**WRITTEN EXERCISE A**
Write the records from the line containing "Output each element" through the line containing "x-tick-label: 16 <box>742 808 761 827</box>", inclusive, as a two-column CSV with the header instruction,output. Give one row per record, put its text and its answer each in one quoted field with line breaks replaced by spaces, and leave out the pictures.

**SOURCE PASSAGE**
========
I have a DF that looks like this:
Row Account_Name_HGI company_name_Ignite
1 00150042 plc WAGON PLC
2 01 telecom, ltd. 01 TELECOM LTD
3 0404 investments limited 0404 Investments Ltd
what I am trying to do is to iterate through the Account_Name_HGI
and the company_name_Ignite
columns and compare the 2 strings in row 1 and provide me with a similarity score. I have got the code that provides the score:
from difflib import SequenceMatcher
def similar(a, b):
return SequenceMatcher(None, a, b).ratio()
And that brings the similarity score that I want but I am having an issue with the logic on how to create a for loop that will iterate over the 2 columns and return the similarity score. Any help will be appreciated.
CodePudding user response:
Use list comprehension with zipping both columns:
from difflib import SequenceMatcher
df['ratio'] = [SequenceMatcher(None, a, b).ratio()
for a, b
in zip(df['Account_Name_HGI'], df['company_name_Ignite'])]
print (df)
Row Account_Name_HGI company_name_Ignite ratio
0 1 00150042 plc WAGON PLC 0.095238
1 2 01 telecom, ltd. 01 TELECOM LTD 0.266667
2 3 0404 investments limited 0404 Investments Ltd 0.818182
CodePudding user response:
Use a list comprehension with zip
:
from difflib import SequenceMatcher
df['ratio'] = [similar(a, b) for a, b in
zip(df['Account_Name_HGI'], df['company_name_Ignite'])]
# or directly without your custom function
df['ratio'] = [SequenceMatcher(None, a, b).ratio() for a,b in
zip(df['Account_Name_HGI'], df['company_name_Ignite'])
]
Output:
Row Account_Name_HGI company_name_Ignite ratio
0 1 00150042 plc WAGON PLC 0.095238
1 2 01 telecom, ltd. 01 TELECOM LTD 0.266667
2 3 0404 investments limited 0404 Investments Ltd 0.818182
========
**WRITTEN EXERCISE B**
Print the forum thread above from "I have a DF" through "return SequenceMatcher(None, a, b).ratio()", inclusive.

**THE RECORDS**
========
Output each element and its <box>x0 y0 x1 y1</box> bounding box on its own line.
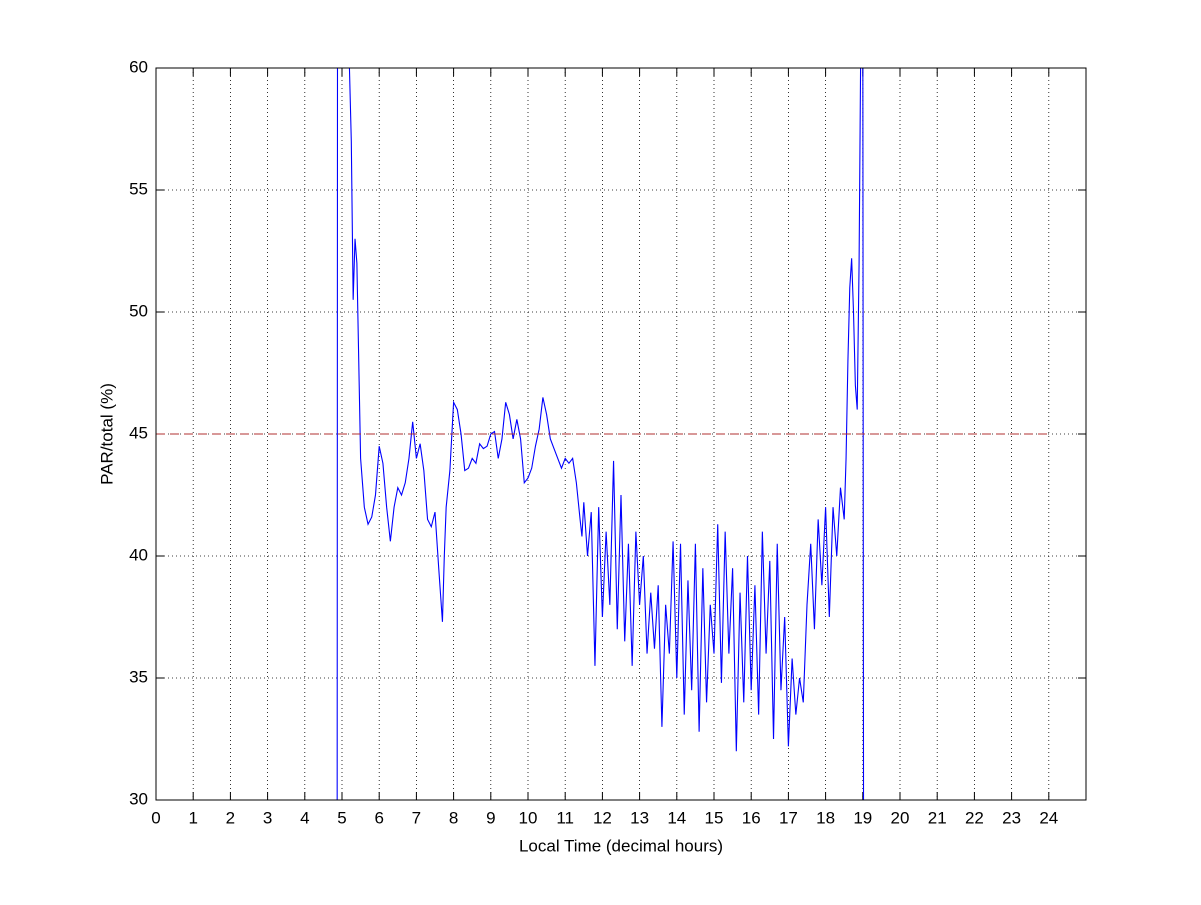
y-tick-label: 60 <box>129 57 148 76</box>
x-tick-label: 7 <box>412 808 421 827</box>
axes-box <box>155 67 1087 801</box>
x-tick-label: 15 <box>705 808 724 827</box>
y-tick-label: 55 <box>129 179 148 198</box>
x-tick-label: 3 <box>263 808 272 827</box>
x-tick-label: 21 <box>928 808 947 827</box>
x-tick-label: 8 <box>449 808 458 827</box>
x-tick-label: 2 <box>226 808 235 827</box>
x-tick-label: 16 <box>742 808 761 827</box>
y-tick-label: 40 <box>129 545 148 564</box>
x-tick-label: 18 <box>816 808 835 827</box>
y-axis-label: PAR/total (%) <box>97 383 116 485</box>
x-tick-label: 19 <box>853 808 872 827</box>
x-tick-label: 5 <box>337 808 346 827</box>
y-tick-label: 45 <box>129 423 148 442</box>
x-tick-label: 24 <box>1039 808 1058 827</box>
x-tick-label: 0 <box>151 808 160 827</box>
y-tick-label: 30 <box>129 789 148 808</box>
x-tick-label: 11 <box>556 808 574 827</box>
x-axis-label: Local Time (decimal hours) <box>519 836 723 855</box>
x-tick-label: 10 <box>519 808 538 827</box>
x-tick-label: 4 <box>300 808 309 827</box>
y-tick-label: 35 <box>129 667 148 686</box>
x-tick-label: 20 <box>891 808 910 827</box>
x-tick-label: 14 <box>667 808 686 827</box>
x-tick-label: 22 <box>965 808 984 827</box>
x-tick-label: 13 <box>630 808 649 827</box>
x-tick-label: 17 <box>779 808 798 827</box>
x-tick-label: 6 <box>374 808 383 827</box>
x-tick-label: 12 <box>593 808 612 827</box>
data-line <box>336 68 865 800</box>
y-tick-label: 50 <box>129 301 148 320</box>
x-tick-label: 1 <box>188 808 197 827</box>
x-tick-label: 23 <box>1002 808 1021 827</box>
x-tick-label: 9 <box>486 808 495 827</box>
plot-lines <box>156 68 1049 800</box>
========
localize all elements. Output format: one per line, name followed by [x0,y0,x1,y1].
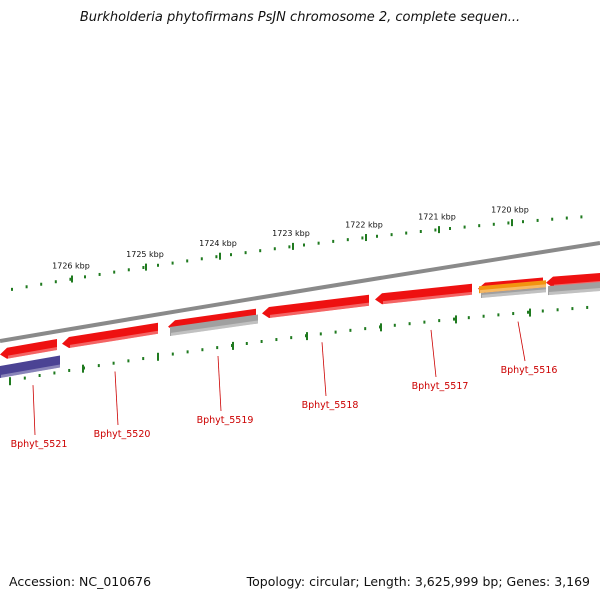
========
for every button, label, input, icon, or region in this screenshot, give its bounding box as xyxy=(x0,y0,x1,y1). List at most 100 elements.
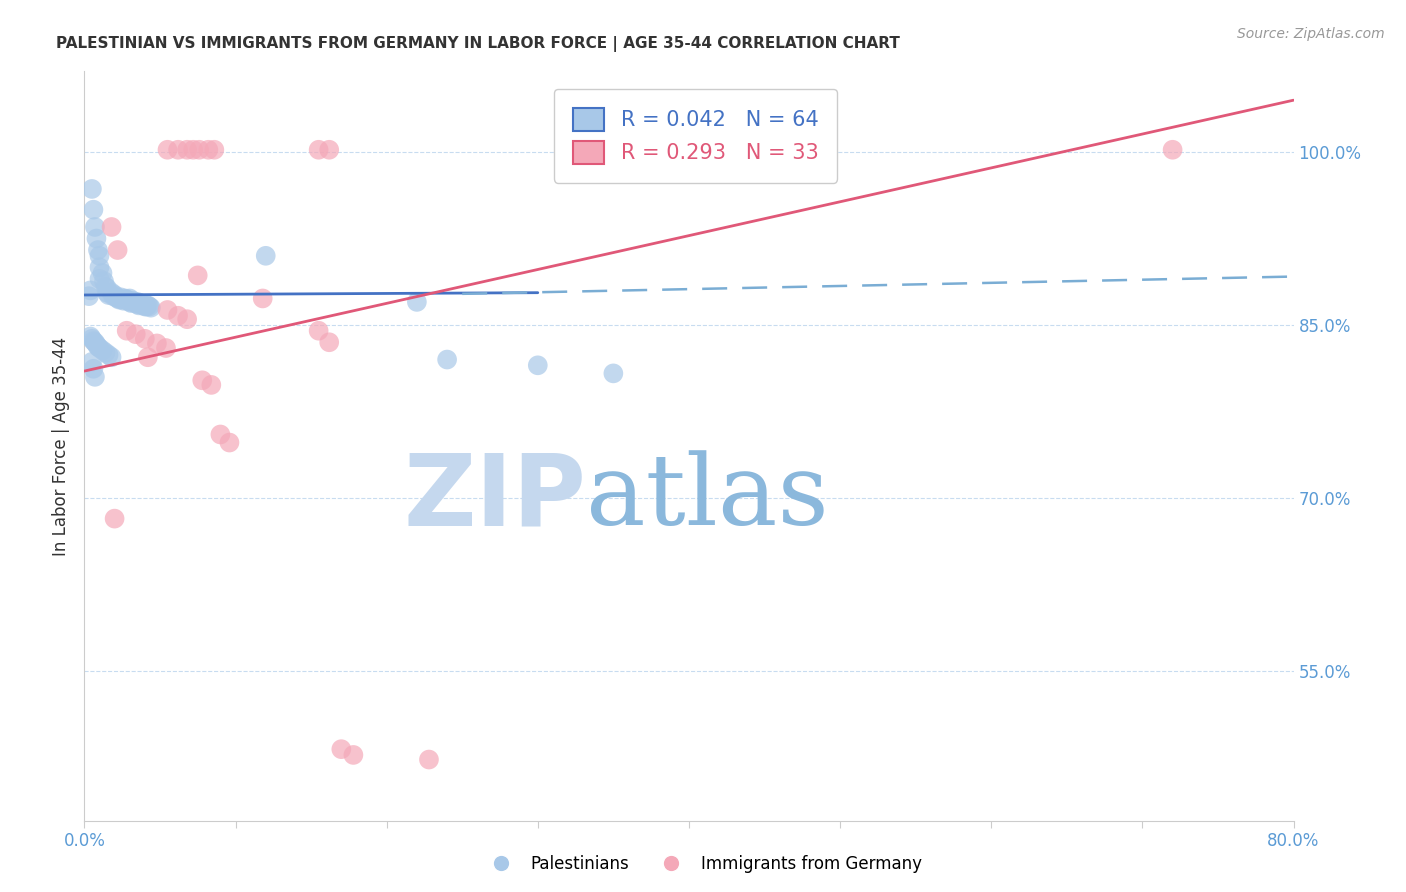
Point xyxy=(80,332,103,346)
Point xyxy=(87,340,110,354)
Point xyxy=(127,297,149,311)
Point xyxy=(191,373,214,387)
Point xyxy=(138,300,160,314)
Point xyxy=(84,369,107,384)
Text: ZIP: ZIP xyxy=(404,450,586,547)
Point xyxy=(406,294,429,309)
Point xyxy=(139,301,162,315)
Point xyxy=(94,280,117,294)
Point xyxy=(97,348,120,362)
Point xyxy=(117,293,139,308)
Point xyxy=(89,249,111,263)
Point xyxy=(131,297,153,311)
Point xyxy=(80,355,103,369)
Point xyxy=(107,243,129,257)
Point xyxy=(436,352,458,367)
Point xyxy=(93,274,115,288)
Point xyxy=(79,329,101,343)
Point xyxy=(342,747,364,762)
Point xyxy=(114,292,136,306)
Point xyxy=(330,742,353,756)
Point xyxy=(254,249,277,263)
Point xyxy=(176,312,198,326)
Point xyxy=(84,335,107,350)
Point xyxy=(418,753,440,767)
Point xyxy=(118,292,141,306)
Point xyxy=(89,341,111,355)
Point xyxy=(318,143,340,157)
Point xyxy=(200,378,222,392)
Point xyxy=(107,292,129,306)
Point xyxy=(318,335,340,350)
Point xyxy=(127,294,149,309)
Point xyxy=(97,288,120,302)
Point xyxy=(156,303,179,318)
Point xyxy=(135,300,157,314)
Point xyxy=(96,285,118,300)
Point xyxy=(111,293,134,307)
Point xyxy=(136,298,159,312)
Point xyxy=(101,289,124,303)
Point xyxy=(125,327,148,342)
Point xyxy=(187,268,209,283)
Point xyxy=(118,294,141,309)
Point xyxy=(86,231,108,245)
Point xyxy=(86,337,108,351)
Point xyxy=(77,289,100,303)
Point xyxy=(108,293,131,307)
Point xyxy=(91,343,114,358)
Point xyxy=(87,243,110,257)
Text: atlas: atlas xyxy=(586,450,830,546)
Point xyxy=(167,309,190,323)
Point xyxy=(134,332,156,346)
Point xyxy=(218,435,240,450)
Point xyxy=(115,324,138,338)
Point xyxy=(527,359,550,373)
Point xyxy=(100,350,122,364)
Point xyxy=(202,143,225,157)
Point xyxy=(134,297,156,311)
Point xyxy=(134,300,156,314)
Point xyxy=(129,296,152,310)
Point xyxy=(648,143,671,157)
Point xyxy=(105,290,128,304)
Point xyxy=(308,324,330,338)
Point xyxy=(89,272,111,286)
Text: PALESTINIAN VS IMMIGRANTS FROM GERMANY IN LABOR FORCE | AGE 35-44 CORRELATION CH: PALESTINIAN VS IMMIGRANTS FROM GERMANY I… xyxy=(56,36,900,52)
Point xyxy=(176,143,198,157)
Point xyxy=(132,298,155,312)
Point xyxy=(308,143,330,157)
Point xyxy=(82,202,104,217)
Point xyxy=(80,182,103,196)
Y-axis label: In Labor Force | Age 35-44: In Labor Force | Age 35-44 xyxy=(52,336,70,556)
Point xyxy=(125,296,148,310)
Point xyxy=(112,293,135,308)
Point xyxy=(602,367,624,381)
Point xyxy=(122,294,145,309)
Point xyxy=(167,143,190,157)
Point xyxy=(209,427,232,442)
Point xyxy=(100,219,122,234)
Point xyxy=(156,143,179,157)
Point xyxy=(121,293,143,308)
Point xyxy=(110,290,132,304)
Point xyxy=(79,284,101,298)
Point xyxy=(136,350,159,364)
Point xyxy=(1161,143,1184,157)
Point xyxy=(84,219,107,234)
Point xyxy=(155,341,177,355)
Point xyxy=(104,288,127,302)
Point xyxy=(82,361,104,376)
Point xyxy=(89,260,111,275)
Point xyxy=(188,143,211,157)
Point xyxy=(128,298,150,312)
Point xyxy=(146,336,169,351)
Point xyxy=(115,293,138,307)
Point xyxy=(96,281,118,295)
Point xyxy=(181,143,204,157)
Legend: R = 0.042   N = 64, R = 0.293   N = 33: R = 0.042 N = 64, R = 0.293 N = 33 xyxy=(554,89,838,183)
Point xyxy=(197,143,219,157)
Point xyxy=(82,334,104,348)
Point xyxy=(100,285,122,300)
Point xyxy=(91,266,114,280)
========
**TASK OUTPUT A**
instruction,output
"Output each element and its <box>x0 y0 x1 y1</box> bounding box on its own line.","y-tick-label: 60 <box>129 57 148 76</box> x-tick-label: 7 <box>412 808 421 827</box> axes-box <box>155 67 1087 801</box> x-tick-label: 15 <box>705 808 724 827</box> y-tick-label: 55 <box>129 179 148 198</box> x-tick-label: 3 <box>263 808 272 827</box> x-tick-label: 21 <box>928 808 947 827</box> x-tick-label: 8 <box>449 808 458 827</box> x-tick-label: 2 <box>226 808 235 827</box> x-tick-label: 16 <box>742 808 761 827</box>"

**TASK OUTPUT B**
I have a DF that looks like this:
Row Account_Name_HGI company_name_Ignite
1 00150042 plc WAGON PLC
2 01 telecom, ltd. 01 TELECOM LTD
3 0404 investments limited 0404 Investments Ltd
what I am trying to do is to iterate through the Account_Name_HGI
and the company_name_Ignite
columns and compare the 2 strings in row 1 and provide me with a similarity score. I have got the code that provides the score:
from difflib import SequenceMatcher
def similar(a, b):
return SequenceMatcher(None, a, b).ratio()